Labeled box items

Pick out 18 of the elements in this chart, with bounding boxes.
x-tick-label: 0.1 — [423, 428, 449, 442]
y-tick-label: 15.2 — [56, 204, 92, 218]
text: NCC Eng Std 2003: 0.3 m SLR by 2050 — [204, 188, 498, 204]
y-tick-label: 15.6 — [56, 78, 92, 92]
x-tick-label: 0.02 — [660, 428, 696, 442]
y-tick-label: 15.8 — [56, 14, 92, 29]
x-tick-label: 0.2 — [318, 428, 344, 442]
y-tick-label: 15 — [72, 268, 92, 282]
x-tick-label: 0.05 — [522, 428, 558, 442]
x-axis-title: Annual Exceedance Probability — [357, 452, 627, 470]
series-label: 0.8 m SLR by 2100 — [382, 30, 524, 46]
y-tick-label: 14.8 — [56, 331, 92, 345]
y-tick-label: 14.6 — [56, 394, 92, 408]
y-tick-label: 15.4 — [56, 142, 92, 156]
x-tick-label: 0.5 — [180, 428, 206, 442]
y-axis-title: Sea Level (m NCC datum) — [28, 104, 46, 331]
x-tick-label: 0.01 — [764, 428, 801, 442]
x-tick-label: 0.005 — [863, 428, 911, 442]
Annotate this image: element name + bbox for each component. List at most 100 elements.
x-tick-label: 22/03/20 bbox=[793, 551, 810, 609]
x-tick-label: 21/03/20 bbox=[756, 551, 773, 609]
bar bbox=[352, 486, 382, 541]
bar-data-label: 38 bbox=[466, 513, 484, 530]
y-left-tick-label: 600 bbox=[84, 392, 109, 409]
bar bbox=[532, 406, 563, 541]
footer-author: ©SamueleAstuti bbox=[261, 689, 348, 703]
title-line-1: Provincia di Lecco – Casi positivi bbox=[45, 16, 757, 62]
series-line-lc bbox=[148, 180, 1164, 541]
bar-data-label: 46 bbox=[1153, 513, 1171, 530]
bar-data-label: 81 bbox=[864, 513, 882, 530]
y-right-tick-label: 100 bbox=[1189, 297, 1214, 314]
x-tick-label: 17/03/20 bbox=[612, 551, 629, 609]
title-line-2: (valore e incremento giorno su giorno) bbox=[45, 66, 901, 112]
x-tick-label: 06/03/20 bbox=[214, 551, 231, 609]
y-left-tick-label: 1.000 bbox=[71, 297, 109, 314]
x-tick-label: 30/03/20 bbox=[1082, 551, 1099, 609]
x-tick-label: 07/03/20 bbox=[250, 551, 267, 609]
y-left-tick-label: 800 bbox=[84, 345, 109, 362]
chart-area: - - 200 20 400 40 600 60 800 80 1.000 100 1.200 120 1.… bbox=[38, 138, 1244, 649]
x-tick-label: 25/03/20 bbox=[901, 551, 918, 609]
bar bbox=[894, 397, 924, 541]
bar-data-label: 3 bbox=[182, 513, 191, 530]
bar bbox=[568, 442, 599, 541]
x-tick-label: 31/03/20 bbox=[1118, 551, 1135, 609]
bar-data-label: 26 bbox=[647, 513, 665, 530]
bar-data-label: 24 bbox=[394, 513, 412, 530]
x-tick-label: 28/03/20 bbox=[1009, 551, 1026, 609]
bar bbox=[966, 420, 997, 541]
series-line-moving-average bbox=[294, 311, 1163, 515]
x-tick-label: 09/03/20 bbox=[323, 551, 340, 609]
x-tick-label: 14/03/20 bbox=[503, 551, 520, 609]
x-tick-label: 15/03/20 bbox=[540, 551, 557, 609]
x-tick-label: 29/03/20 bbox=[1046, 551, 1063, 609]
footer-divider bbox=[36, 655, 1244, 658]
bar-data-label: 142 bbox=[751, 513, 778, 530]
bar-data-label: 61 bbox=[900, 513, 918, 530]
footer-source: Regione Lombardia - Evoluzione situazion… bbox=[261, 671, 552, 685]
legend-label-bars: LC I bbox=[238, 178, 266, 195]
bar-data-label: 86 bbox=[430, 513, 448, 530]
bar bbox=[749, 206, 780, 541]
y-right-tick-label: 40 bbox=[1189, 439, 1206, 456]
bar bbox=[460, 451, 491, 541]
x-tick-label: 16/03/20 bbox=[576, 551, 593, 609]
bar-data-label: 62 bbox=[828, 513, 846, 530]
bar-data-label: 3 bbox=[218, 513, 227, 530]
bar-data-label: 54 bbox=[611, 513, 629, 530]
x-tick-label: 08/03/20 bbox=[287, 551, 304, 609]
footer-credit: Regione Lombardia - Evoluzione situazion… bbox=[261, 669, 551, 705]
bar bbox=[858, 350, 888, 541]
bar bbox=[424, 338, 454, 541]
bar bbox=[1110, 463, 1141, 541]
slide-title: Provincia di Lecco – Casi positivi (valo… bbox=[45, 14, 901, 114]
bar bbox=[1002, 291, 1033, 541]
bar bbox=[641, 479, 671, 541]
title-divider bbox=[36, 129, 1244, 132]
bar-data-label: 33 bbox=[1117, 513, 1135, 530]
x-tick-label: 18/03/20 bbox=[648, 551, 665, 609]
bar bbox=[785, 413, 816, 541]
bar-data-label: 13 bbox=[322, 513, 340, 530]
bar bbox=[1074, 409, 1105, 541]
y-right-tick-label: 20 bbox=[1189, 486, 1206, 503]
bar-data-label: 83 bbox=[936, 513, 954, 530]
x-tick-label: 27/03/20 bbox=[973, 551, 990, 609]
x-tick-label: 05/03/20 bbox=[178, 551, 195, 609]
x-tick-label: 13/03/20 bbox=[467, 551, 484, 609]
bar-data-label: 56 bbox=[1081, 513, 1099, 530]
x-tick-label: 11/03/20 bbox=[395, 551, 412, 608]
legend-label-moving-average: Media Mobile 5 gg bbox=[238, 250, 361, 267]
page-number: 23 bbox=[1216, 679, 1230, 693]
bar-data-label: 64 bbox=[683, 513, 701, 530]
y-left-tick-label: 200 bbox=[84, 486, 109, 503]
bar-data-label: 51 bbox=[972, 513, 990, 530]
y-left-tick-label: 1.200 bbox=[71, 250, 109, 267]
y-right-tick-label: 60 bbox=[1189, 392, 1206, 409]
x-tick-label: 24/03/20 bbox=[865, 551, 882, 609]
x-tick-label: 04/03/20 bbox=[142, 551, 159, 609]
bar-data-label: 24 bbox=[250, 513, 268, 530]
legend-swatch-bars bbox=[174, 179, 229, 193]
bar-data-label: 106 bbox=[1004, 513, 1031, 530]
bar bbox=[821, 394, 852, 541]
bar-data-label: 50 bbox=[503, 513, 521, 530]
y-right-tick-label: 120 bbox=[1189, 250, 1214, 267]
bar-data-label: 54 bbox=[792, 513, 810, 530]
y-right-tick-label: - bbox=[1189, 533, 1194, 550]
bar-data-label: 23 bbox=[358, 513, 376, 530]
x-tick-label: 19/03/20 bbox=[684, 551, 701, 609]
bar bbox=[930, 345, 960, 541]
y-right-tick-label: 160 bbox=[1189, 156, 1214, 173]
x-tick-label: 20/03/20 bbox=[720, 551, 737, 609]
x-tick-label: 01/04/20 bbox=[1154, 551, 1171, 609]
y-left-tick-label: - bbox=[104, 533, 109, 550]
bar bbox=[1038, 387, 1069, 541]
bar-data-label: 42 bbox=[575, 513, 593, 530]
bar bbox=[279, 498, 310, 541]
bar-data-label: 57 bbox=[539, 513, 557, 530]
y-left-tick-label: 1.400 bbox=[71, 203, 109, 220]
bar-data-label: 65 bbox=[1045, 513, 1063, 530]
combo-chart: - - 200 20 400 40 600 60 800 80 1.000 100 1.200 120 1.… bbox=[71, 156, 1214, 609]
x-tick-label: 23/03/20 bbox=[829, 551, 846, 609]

## Stated exercise
Copy out all of the items above line for line, with nothing changed.

## Result for this task
Pick out 18 of the elements in this chart, with bounding boxes.
x-tick-label: 0.1 — [423, 428, 449, 442]
y-tick-label: 15.2 — [56, 204, 92, 218]
text: NCC Eng Std 2003: 0.3 m SLR by 2050 — [204, 188, 498, 204]
y-tick-label: 15.6 — [56, 78, 92, 92]
x-tick-label: 0.02 — [660, 428, 696, 442]
y-tick-label: 15.8 — [56, 14, 92, 29]
x-tick-label: 0.2 — [318, 428, 344, 442]
y-tick-label: 15 — [72, 268, 92, 282]
x-tick-label: 0.05 — [522, 428, 558, 442]
x-axis-title: Annual Exceedance Probability — [357, 452, 627, 470]
series-label: 0.8 m SLR by 2100 — [382, 30, 524, 46]
y-tick-label: 14.8 — [56, 331, 92, 345]
y-tick-label: 14.6 — [56, 394, 92, 408]
y-tick-label: 15.4 — [56, 142, 92, 156]
x-tick-label: 0.5 — [180, 428, 206, 442]
y-axis-title: Sea Level (m NCC datum) — [28, 104, 46, 331]
x-tick-label: 0.01 — [764, 428, 801, 442]
x-tick-label: 0.005 — [863, 428, 911, 442]
Annotate this image: element name + bbox for each component. List at most 100 elements.
x-tick-label: 22/03/20 bbox=[793, 551, 810, 609]
x-tick-label: 21/03/20 bbox=[756, 551, 773, 609]
bar bbox=[352, 486, 382, 541]
bar-data-label: 38 bbox=[466, 513, 484, 530]
y-left-tick-label: 600 bbox=[84, 392, 109, 409]
bar bbox=[532, 406, 563, 541]
footer-author: ©SamueleAstuti bbox=[261, 689, 348, 703]
title-line-1: Provincia di Lecco – Casi positivi bbox=[45, 16, 757, 62]
series-line-lc bbox=[148, 180, 1164, 541]
bar-data-label: 46 bbox=[1153, 513, 1171, 530]
bar-data-label: 81 bbox=[864, 513, 882, 530]
y-right-tick-label: 100 bbox=[1189, 297, 1214, 314]
x-tick-label: 17/03/20 bbox=[612, 551, 629, 609]
title-line-2: (valore e incremento giorno su giorno) bbox=[45, 66, 901, 112]
x-tick-label: 06/03/20 bbox=[214, 551, 231, 609]
y-left-tick-label: 1.000 bbox=[71, 297, 109, 314]
x-tick-label: 30/03/20 bbox=[1082, 551, 1099, 609]
x-tick-label: 07/03/20 bbox=[250, 551, 267, 609]
y-left-tick-label: 800 bbox=[84, 345, 109, 362]
chart-area: - - 200 20 400 40 600 60 800 80 1.000 100 1.200 120 1.… bbox=[38, 138, 1244, 649]
x-tick-label: 25/03/20 bbox=[901, 551, 918, 609]
bar bbox=[894, 397, 924, 541]
bar-data-label: 3 bbox=[182, 513, 191, 530]
bar bbox=[568, 442, 599, 541]
x-tick-label: 31/03/20 bbox=[1118, 551, 1135, 609]
bar-data-label: 26 bbox=[647, 513, 665, 530]
bar-data-label: 24 bbox=[394, 513, 412, 530]
x-tick-label: 28/03/20 bbox=[1009, 551, 1026, 609]
bar bbox=[966, 420, 997, 541]
series-line-moving-average bbox=[294, 311, 1163, 515]
x-tick-label: 09/03/20 bbox=[323, 551, 340, 609]
x-tick-label: 14/03/20 bbox=[503, 551, 520, 609]
x-tick-label: 15/03/20 bbox=[540, 551, 557, 609]
x-tick-label: 29/03/20 bbox=[1046, 551, 1063, 609]
footer-divider bbox=[36, 655, 1244, 658]
bar-data-label: 142 bbox=[751, 513, 778, 530]
bar-data-label: 61 bbox=[900, 513, 918, 530]
footer-source: Regione Lombardia - Evoluzione situazion… bbox=[261, 671, 552, 685]
legend-label-bars: LC I bbox=[238, 178, 266, 195]
bar-data-label: 86 bbox=[430, 513, 448, 530]
bar bbox=[749, 206, 780, 541]
y-right-tick-label: 40 bbox=[1189, 439, 1206, 456]
bar bbox=[460, 451, 491, 541]
x-tick-label: 16/03/20 bbox=[576, 551, 593, 609]
bar-data-label: 62 bbox=[828, 513, 846, 530]
bar-data-label: 3 bbox=[218, 513, 227, 530]
bar-data-label: 54 bbox=[611, 513, 629, 530]
x-tick-label: 08/03/20 bbox=[287, 551, 304, 609]
footer-credit: Regione Lombardia - Evoluzione situazion… bbox=[261, 669, 551, 705]
bar bbox=[858, 350, 888, 541]
bar bbox=[424, 338, 454, 541]
bar bbox=[1110, 463, 1141, 541]
slide-title: Provincia di Lecco – Casi positivi (valo… bbox=[45, 14, 901, 114]
bar bbox=[1002, 291, 1033, 541]
bar bbox=[641, 479, 671, 541]
title-divider bbox=[36, 129, 1244, 132]
bar-data-label: 33 bbox=[1117, 513, 1135, 530]
x-tick-label: 18/03/20 bbox=[648, 551, 665, 609]
bar bbox=[785, 413, 816, 541]
bar-data-label: 13 bbox=[322, 513, 340, 530]
bar bbox=[1074, 409, 1105, 541]
y-right-tick-label: 20 bbox=[1189, 486, 1206, 503]
bar-data-label: 83 bbox=[936, 513, 954, 530]
x-tick-label: 27/03/20 bbox=[973, 551, 990, 609]
x-tick-label: 05/03/20 bbox=[178, 551, 195, 609]
x-tick-label: 13/03/20 bbox=[467, 551, 484, 609]
bar-data-label: 56 bbox=[1081, 513, 1099, 530]
x-tick-label: 11/03/20 bbox=[395, 551, 412, 608]
legend-label-moving-average: Media Mobile 5 gg bbox=[238, 250, 361, 267]
page-number: 23 bbox=[1216, 679, 1230, 693]
bar-data-label: 64 bbox=[683, 513, 701, 530]
y-left-tick-label: 200 bbox=[84, 486, 109, 503]
bar-data-label: 51 bbox=[972, 513, 990, 530]
y-left-tick-label: 1.200 bbox=[71, 250, 109, 267]
y-right-tick-label: 60 bbox=[1189, 392, 1206, 409]
x-tick-label: 24/03/20 bbox=[865, 551, 882, 609]
x-tick-label: 04/03/20 bbox=[142, 551, 159, 609]
bar-data-label: 24 bbox=[250, 513, 268, 530]
legend-swatch-bars bbox=[174, 179, 229, 193]
bar-data-label: 106 bbox=[1004, 513, 1031, 530]
bar bbox=[821, 394, 852, 541]
bar-data-label: 50 bbox=[503, 513, 521, 530]
y-right-tick-label: 120 bbox=[1189, 250, 1214, 267]
bar-data-label: 54 bbox=[792, 513, 810, 530]
y-right-tick-label: - bbox=[1189, 533, 1194, 550]
bar-data-label: 23 bbox=[358, 513, 376, 530]
x-tick-label: 19/03/20 bbox=[684, 551, 701, 609]
bar bbox=[930, 345, 960, 541]
y-right-tick-label: 160 bbox=[1189, 156, 1214, 173]
x-tick-label: 20/03/20 bbox=[720, 551, 737, 609]
x-tick-label: 01/04/20 bbox=[1154, 551, 1171, 609]
y-left-tick-label: - bbox=[104, 533, 109, 550]
bar bbox=[1038, 387, 1069, 541]
bar-data-label: 42 bbox=[575, 513, 593, 530]
bar bbox=[279, 498, 310, 541]
bar-data-label: 57 bbox=[539, 513, 557, 530]
y-left-tick-label: 1.400 bbox=[71, 203, 109, 220]
bar-data-label: 65 bbox=[1045, 513, 1063, 530]
combo-chart: - - 200 20 400 40 600 60 800 80 1.000 100 1.200 120 1.… bbox=[71, 156, 1214, 609]
x-tick-label: 23/03/20 bbox=[829, 551, 846, 609]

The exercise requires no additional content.